• _WORK TO COMPLETE_
In the data below, find every line that has the string "with", and copy it.

• _MATERIAL SHOWN_
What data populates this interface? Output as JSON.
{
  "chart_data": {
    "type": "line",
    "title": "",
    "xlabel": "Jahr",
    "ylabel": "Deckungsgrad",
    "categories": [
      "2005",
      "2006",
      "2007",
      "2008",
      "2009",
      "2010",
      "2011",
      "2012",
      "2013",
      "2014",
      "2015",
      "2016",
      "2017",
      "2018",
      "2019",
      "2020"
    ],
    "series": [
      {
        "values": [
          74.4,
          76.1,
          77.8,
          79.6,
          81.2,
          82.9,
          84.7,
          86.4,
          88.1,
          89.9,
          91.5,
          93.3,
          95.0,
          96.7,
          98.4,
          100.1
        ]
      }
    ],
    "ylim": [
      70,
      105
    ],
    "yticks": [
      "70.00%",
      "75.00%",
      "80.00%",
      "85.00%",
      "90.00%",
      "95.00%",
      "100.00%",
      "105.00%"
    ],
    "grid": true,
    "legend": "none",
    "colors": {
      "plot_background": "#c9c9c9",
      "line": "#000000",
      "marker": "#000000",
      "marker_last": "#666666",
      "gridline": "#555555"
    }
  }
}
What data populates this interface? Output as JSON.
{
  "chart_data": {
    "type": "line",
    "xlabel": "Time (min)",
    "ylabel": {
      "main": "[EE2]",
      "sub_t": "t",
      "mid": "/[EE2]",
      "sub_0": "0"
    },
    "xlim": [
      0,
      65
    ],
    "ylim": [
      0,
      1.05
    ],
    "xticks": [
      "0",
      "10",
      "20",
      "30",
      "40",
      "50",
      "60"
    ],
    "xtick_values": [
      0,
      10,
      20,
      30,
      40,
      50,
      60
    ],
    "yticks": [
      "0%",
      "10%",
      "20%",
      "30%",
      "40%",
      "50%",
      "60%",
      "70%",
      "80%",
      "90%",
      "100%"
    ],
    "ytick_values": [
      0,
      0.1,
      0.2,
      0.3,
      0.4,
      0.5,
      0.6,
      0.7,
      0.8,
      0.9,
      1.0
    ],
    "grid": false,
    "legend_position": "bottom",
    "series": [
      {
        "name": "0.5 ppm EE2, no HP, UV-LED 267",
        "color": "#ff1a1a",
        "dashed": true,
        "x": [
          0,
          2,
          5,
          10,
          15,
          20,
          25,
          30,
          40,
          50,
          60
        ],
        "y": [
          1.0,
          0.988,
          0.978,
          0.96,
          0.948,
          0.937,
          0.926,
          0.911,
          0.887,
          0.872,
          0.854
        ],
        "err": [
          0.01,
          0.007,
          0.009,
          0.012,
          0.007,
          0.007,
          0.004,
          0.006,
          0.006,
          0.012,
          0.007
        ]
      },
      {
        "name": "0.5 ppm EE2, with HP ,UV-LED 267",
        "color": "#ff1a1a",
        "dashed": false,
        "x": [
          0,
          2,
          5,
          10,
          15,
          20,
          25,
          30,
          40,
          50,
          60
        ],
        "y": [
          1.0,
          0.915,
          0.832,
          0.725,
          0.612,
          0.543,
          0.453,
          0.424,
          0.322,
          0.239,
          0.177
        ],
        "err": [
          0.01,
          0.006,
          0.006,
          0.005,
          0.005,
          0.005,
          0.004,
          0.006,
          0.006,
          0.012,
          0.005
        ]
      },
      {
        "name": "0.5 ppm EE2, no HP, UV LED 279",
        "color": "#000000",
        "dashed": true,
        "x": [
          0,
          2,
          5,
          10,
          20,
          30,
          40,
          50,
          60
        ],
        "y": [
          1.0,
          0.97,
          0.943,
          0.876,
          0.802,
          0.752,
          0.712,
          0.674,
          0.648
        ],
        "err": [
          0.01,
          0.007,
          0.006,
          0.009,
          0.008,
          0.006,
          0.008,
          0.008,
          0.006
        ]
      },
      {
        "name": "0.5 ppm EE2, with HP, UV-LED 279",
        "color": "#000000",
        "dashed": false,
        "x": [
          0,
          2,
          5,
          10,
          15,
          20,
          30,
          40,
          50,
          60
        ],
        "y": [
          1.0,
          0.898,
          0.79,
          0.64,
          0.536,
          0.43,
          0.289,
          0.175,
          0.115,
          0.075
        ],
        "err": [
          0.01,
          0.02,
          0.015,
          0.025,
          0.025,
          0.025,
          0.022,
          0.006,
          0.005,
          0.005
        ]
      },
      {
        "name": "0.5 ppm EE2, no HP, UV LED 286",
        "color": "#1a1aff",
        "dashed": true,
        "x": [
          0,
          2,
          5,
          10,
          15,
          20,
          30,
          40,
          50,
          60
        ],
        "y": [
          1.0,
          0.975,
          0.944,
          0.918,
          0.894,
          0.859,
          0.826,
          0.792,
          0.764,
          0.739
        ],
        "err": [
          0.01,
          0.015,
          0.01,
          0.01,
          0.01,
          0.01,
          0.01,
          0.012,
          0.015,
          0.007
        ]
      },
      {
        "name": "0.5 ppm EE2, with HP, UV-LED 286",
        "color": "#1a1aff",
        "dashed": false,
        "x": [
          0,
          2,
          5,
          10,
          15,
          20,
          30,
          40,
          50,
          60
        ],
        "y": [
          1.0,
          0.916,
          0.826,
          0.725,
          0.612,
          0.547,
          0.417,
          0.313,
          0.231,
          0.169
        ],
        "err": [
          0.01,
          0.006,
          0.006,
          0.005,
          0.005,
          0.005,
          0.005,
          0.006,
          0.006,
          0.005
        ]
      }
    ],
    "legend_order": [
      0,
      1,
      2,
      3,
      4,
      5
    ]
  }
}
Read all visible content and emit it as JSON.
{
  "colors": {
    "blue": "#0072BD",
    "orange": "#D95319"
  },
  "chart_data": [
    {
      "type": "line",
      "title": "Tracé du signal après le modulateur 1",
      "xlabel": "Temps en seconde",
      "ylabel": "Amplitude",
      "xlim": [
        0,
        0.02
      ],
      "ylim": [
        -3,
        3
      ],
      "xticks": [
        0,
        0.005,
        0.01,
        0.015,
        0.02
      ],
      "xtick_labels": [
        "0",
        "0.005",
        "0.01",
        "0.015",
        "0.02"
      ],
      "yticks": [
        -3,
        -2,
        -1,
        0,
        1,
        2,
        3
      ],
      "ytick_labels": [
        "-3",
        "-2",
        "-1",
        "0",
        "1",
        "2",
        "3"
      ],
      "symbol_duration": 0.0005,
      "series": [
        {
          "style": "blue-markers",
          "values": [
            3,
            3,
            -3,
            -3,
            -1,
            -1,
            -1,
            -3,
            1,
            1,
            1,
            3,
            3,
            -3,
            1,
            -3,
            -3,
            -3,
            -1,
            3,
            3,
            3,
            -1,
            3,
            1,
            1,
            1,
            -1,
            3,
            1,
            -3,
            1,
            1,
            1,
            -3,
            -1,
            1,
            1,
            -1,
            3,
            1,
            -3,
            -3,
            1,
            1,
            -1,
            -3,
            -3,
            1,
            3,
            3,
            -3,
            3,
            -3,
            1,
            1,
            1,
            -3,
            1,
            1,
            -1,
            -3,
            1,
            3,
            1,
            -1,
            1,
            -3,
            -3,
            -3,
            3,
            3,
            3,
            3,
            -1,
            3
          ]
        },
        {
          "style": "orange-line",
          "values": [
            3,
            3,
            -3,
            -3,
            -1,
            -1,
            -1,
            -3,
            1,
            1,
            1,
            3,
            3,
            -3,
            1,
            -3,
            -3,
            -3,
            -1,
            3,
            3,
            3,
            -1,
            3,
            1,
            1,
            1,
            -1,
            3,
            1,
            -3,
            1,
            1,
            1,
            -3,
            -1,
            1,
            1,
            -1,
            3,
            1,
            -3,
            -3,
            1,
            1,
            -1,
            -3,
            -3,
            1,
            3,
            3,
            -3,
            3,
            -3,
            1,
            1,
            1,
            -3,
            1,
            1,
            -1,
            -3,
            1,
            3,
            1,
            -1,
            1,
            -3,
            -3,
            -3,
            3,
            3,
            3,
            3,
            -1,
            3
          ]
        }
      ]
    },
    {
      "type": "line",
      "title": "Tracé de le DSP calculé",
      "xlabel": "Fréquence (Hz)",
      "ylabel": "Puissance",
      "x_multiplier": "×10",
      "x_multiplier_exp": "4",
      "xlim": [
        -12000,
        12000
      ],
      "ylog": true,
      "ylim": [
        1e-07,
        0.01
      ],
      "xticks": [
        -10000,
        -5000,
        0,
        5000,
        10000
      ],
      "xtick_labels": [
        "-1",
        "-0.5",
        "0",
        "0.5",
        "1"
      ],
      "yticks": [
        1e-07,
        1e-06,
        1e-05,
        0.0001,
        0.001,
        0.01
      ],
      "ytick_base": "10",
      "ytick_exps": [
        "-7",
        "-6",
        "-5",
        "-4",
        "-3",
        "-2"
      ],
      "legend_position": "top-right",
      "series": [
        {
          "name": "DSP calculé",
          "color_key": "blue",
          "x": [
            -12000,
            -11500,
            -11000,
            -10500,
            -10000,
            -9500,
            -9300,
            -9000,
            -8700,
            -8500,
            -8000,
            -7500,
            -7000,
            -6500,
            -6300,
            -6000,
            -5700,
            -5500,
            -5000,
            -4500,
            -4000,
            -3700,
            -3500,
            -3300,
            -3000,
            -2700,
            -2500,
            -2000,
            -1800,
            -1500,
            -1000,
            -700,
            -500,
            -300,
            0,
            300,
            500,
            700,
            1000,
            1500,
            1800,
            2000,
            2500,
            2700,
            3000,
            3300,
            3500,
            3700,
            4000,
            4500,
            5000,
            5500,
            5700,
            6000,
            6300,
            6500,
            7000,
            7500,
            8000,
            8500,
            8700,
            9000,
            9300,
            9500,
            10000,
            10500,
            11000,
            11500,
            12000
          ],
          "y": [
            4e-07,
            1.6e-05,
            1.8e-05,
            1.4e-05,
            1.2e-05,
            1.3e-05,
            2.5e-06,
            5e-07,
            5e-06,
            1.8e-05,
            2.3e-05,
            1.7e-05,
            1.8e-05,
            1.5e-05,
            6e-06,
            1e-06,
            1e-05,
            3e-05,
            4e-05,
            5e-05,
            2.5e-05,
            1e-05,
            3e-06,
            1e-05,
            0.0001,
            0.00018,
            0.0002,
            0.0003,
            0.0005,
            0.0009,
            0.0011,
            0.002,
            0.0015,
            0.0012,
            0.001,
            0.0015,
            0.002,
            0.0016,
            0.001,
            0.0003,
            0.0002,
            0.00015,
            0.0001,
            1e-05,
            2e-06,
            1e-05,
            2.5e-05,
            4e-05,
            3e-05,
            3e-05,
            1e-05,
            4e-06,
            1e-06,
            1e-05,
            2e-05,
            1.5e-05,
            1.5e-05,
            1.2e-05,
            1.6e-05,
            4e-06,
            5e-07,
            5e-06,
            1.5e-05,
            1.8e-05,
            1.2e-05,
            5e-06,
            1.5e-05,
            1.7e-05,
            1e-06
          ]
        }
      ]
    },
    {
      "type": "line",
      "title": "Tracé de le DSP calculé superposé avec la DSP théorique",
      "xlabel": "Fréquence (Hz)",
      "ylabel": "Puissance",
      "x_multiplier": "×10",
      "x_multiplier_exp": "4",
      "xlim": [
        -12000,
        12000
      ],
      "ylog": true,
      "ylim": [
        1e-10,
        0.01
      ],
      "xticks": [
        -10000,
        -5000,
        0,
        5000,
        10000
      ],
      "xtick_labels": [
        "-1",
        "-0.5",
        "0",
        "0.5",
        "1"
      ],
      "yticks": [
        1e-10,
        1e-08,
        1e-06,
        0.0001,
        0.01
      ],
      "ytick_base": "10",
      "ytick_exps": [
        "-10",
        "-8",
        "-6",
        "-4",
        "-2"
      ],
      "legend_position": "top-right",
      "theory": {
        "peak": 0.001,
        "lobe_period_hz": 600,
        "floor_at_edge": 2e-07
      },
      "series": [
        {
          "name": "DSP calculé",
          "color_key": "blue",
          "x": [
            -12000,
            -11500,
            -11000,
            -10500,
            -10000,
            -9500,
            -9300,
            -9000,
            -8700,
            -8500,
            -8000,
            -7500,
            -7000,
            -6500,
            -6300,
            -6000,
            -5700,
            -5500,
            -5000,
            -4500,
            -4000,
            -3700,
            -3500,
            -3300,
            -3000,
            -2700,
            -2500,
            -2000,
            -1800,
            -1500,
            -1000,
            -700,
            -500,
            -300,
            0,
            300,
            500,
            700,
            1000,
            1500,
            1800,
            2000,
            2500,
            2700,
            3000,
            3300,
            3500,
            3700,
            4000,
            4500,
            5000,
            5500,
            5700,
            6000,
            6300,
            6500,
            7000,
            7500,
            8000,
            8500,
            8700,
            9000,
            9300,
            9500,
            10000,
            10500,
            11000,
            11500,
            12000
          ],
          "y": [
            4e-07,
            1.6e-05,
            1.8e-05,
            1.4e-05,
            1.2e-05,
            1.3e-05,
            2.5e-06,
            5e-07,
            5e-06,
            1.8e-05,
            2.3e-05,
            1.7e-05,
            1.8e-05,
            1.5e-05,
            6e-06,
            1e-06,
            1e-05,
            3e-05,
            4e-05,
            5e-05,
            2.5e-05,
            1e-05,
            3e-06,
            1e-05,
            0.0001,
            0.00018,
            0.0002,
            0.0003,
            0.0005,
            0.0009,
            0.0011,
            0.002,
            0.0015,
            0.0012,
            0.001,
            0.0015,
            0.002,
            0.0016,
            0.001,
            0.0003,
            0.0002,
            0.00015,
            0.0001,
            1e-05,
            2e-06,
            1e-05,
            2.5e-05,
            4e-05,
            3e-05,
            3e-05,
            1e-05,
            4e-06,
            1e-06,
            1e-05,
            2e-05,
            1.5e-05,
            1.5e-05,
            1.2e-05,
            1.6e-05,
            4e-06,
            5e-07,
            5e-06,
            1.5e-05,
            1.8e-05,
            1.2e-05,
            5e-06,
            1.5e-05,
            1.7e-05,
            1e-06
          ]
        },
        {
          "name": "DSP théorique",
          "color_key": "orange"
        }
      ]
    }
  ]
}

• _SOLUTION BELOW_
        "name": "0.5 ppm EE2, with HP ,UV-LED 267",
        "name": "0.5 ppm EE2, with HP, UV-LED 279",
        "name": "0.5 ppm EE2, with HP, UV-LED 286",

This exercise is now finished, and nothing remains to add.